A run of records
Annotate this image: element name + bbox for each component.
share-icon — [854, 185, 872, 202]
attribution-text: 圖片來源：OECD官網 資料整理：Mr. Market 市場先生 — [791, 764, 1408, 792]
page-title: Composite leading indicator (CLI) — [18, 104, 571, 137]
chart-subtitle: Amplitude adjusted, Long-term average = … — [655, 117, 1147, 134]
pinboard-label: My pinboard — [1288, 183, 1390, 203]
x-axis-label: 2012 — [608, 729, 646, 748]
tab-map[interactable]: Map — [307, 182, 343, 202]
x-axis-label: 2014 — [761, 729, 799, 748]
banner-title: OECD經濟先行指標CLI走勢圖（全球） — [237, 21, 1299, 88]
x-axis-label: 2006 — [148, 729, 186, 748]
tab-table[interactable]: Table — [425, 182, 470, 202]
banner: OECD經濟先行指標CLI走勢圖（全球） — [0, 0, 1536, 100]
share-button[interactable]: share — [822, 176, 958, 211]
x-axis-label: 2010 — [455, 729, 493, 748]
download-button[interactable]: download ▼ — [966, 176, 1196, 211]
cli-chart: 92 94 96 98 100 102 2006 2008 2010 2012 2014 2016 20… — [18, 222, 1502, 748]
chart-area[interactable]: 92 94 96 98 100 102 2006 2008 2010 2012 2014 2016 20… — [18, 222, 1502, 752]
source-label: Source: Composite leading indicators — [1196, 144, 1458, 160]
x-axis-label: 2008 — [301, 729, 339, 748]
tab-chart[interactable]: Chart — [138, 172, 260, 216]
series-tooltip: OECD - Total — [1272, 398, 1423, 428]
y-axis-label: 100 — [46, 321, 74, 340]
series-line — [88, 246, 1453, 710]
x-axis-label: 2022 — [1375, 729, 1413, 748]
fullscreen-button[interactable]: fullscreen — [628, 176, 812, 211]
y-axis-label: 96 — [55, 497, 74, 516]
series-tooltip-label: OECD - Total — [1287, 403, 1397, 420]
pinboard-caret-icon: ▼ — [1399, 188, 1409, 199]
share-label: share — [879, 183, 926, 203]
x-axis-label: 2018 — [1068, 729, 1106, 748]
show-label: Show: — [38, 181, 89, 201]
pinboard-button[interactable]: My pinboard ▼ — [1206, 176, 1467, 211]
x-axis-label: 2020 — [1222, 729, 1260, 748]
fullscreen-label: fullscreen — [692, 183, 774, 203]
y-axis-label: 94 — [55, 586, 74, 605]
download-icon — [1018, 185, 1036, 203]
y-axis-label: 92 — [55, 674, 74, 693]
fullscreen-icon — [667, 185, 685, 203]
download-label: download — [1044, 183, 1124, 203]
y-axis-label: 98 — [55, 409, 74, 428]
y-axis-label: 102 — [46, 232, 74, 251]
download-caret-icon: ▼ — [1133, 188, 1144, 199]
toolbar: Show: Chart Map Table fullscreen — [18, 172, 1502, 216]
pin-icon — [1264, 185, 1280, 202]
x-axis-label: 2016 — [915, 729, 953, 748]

| PROBLEM REQUIREMENTS |
Rewrite every line of the material above, swapping "x-axis-label" for "x-tick-label" and leaving all else unchanged.

| WRITTEN ANSWER |
Annotate this image: element name + bbox for each component.
share-icon — [854, 185, 872, 202]
attribution-text: 圖片來源：OECD官網 資料整理：Mr. Market 市場先生 — [791, 764, 1408, 792]
page-title: Composite leading indicator (CLI) — [18, 104, 571, 137]
chart-subtitle: Amplitude adjusted, Long-term average = … — [655, 117, 1147, 134]
pinboard-label: My pinboard — [1288, 183, 1390, 203]
x-tick-label: 2012 — [608, 729, 646, 748]
tab-map[interactable]: Map — [307, 182, 343, 202]
x-tick-label: 2014 — [761, 729, 799, 748]
banner-title: OECD經濟先行指標CLI走勢圖（全球） — [237, 21, 1299, 88]
x-tick-label: 2006 — [148, 729, 186, 748]
tab-table[interactable]: Table — [425, 182, 470, 202]
banner: OECD經濟先行指標CLI走勢圖（全球） — [0, 0, 1536, 100]
share-button[interactable]: share — [822, 176, 958, 211]
x-tick-label: 2010 — [455, 729, 493, 748]
download-button[interactable]: download ▼ — [966, 176, 1196, 211]
cli-chart: 92 94 96 98 100 102 2006 2008 2010 2012 2014 2016 20… — [18, 222, 1502, 748]
chart-area[interactable]: 92 94 96 98 100 102 2006 2008 2010 2012 2014 2016 20… — [18, 222, 1502, 752]
source-label: Source: Composite leading indicators — [1196, 144, 1458, 160]
x-tick-label: 2008 — [301, 729, 339, 748]
tab-chart[interactable]: Chart — [138, 172, 260, 216]
series-tooltip: OECD - Total — [1272, 398, 1423, 428]
y-axis-label: 100 — [46, 321, 74, 340]
series-line — [88, 246, 1453, 710]
x-tick-label: 2022 — [1375, 729, 1413, 748]
fullscreen-button[interactable]: fullscreen — [628, 176, 812, 211]
y-axis-label: 96 — [55, 497, 74, 516]
series-tooltip-label: OECD - Total — [1287, 403, 1397, 420]
pinboard-caret-icon: ▼ — [1399, 188, 1409, 199]
share-label: share — [879, 183, 926, 203]
x-tick-label: 2018 — [1068, 729, 1106, 748]
show-label: Show: — [38, 181, 89, 201]
pinboard-button[interactable]: My pinboard ▼ — [1206, 176, 1467, 211]
x-tick-label: 2020 — [1222, 729, 1260, 748]
fullscreen-label: fullscreen — [692, 183, 774, 203]
y-axis-label: 94 — [55, 586, 74, 605]
download-icon — [1018, 185, 1036, 203]
y-axis-label: 92 — [55, 674, 74, 693]
fullscreen-icon — [667, 185, 685, 203]
download-label: download — [1044, 183, 1124, 203]
y-axis-label: 98 — [55, 409, 74, 428]
y-axis-label: 102 — [46, 232, 74, 251]
download-caret-icon: ▼ — [1133, 188, 1144, 199]
toolbar: Show: Chart Map Table fullscreen — [18, 172, 1502, 216]
pin-icon — [1264, 185, 1280, 202]
x-tick-label: 2016 — [915, 729, 953, 748]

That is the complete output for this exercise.